__MATERIAL PROVIDED__
***

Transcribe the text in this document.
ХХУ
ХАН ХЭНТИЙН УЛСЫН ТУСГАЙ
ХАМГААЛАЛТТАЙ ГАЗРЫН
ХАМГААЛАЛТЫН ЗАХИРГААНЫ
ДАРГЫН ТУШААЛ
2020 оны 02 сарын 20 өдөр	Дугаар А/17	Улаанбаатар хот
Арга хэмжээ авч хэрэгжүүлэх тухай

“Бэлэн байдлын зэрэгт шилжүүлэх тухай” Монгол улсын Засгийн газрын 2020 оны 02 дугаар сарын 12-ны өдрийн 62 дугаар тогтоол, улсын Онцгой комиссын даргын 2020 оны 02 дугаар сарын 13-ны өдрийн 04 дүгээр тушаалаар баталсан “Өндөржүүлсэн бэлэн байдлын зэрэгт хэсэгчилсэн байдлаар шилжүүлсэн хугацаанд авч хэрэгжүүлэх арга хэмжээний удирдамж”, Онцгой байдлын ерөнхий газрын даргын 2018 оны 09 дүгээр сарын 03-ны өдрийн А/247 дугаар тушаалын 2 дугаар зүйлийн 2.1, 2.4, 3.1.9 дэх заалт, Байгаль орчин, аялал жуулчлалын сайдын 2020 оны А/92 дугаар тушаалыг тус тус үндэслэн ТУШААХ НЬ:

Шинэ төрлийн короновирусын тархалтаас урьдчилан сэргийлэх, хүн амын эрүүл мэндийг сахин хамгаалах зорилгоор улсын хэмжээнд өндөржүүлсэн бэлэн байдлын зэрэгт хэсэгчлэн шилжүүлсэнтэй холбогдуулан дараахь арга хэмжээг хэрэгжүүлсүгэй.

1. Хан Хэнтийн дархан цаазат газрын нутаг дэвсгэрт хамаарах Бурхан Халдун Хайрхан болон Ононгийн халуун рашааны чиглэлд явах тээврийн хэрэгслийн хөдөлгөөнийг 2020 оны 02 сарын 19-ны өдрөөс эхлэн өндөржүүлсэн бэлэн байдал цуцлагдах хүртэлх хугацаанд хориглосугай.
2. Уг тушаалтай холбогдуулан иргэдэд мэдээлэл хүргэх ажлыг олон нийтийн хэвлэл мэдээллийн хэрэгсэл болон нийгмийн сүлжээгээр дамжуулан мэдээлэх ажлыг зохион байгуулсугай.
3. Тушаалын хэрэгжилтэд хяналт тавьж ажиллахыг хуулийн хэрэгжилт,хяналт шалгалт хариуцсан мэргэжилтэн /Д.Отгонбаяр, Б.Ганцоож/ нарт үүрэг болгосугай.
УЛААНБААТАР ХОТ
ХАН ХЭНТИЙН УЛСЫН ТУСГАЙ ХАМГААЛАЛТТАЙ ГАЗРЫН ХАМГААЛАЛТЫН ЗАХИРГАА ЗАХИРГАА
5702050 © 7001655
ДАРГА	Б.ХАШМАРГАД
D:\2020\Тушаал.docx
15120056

***

__THE REQUEST__
Quote every line of the data, word for word.

__ANSWER TO THIS TASK__
Transcribe the text in this document.
ХХУ
ХАН ХЭНТИЙН УЛСЫН ТУСГАЙ
ХАМГААЛАЛТТАЙ ГАЗРЫН
ХАМГААЛАЛТЫН ЗАХИРГААНЫ
ДАРГЫН ТУШААЛ
2020 оны 02 сарын 20 өдөр	Дугаар А/17	Улаанбаатар хот
Арга хэмжээ авч хэрэгжүүлэх тухай

“Бэлэн байдлын зэрэгт шилжүүлэх тухай” Монгол улсын Засгийн газрын 2020 оны 02 дугаар сарын 12-ны өдрийн 62 дугаар тогтоол, улсын Онцгой комиссын даргын 2020 оны 02 дугаар сарын 13-ны өдрийн 04 дүгээр тушаалаар баталсан “Өндөржүүлсэн бэлэн байдлын зэрэгт хэсэгчилсэн байдлаар шилжүүлсэн хугацаанд авч хэрэгжүүлэх арга хэмжээний удирдамж”, Онцгой байдлын ерөнхий газрын даргын 2018 оны 09 дүгээр сарын 03-ны өдрийн А/247 дугаар тушаалын 2 дугаар зүйлийн 2.1, 2.4, 3.1.9 дэх заалт, Байгаль орчин, аялал жуулчлалын сайдын 2020 оны А/92 дугаар тушаалыг тус тус үндэслэн ТУШААХ НЬ:

Шинэ төрлийн короновирусын тархалтаас урьдчилан сэргийлэх, хүн амын эрүүл мэндийг сахин хамгаалах зорилгоор улсын хэмжээнд өндөржүүлсэн бэлэн байдлын зэрэгт хэсэгчлэн шилжүүлсэнтэй холбогдуулан дараахь арга хэмжээг хэрэгжүүлсүгэй.

1. Хан Хэнтийн дархан цаазат газрын нутаг дэвсгэрт хамаарах Бурхан Халдун Хайрхан болон Ононгийн халуун рашааны чиглэлд явах тээврийн хэрэгслийн хөдөлгөөнийг 2020 оны 02 сарын 19-ны өдрөөс эхлэн өндөржүүлсэн бэлэн байдал цуцлагдах хүртэлх хугацаанд хориглосугай.
2. Уг тушаалтай холбогдуулан иргэдэд мэдээлэл хүргэх ажлыг олон нийтийн хэвлэл мэдээллийн хэрэгсэл болон нийгмийн сүлжээгээр дамжуулан мэдээлэх ажлыг зохион байгуулсугай.
3. Тушаалын хэрэгжилтэд хяналт тавьж ажиллахыг хуулийн хэрэгжилт,хяналт шалгалт хариуцсан мэргэжилтэн /Д.Отгонбаяр, Б.Ганцоож/ нарт үүрэг болгосугай.
УЛААНБААТАР ХОТ
ХАН ХЭНТИЙН УЛСЫН ТУСГАЙ ХАМГААЛАЛТТАЙ ГАЗРЫН ХАМГААЛАЛТЫН ЗАХИРГАА ЗАХИРГАА
5702050 © 7001655
ДАРГА	Б.ХАШМАРГАД
D:\2020\Тушаал.docx
15120056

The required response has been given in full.